SET EXERCISE -> Transcribe the listing word for word.

WORKING DATA ->
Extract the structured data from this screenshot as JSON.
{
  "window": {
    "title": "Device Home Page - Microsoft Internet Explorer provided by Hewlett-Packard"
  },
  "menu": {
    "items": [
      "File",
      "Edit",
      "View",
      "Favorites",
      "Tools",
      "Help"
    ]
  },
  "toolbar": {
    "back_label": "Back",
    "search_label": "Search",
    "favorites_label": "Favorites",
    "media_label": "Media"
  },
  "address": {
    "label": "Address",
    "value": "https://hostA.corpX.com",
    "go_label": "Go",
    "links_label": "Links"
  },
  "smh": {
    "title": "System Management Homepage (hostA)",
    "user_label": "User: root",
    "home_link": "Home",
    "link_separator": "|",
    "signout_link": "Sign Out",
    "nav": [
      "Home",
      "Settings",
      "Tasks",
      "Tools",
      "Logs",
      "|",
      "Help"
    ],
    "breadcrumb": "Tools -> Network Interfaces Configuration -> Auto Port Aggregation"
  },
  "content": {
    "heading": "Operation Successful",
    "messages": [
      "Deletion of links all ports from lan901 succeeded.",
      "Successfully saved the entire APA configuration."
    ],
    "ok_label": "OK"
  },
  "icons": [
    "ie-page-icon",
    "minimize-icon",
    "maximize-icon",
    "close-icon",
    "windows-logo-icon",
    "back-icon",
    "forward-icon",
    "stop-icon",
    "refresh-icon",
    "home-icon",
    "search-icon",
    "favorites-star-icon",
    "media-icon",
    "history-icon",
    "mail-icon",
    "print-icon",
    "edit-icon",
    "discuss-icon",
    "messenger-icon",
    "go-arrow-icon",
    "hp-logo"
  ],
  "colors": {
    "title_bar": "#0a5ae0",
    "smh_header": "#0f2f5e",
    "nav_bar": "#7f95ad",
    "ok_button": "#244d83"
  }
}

RESULT OF THE EXERCISE ->
Extract the structured data from this screenshot as JSON.
{
  "window": {
    "title": "Device Home Page - Microsoft Internet Explorer provided by Hewlett-Packard"
  },
  "menu": {
    "items": [
      "File",
      "Edit",
      "View",
      "Favorites",
      "Tools",
      "Help"
    ]
  },
  "toolbar": {
    "back_label": "Back",
    "search_label": "Search",
    "favorites_label": "Favorites",
    "media_label": "Media"
  },
  "address": {
    "label": "Address",
    "value": "https://hostA.corpX.com",
    "go_label": "Go",
    "links_label": "Links"
  },
  "smh": {
    "title": "System Management Homepage (hostA)",
    "user_label": "User: root",
    "home_link": "Home",
    "link_separator": "|",
    "signout_link": "Sign Out",
    "nav": [
      "Home",
      "Settings",
      "Tasks",
      "Tools",
      "Logs",
      "|",
      "Help"
    ],
    "breadcrumb": "Tools -> Network Interfaces Configuration -> Auto Port Aggregation"
  },
  "content": {
    "heading": "Operation Successful",
    "messages": [
      "Deletion of links all ports from lan901 succeeded.",
      "Successfully saved the entire APA configuration."
    ],
    "ok_label": "OK"
  },
  "icons": [
    "ie-page-icon",
    "minimize-icon",
    "maximize-icon",
    "close-icon",
    "windows-logo-icon",
    "back-icon",
    "forward-icon",
    "stop-icon",
    "refresh-icon",
    "home-icon",
    "search-icon",
    "favorites-star-icon",
    "media-icon",
    "history-icon",
    "mail-icon",
    "print-icon",
    "edit-icon",
    "discuss-icon",
    "messenger-icon",
    "go-arrow-icon",
    "hp-logo"
  ],
  "colors": {
    "title_bar": "#0a5ae0",
    "smh_header": "#0f2f5e",
    "nav_bar": "#7f95ad",
    "ok_button": "#244d83"
  }
}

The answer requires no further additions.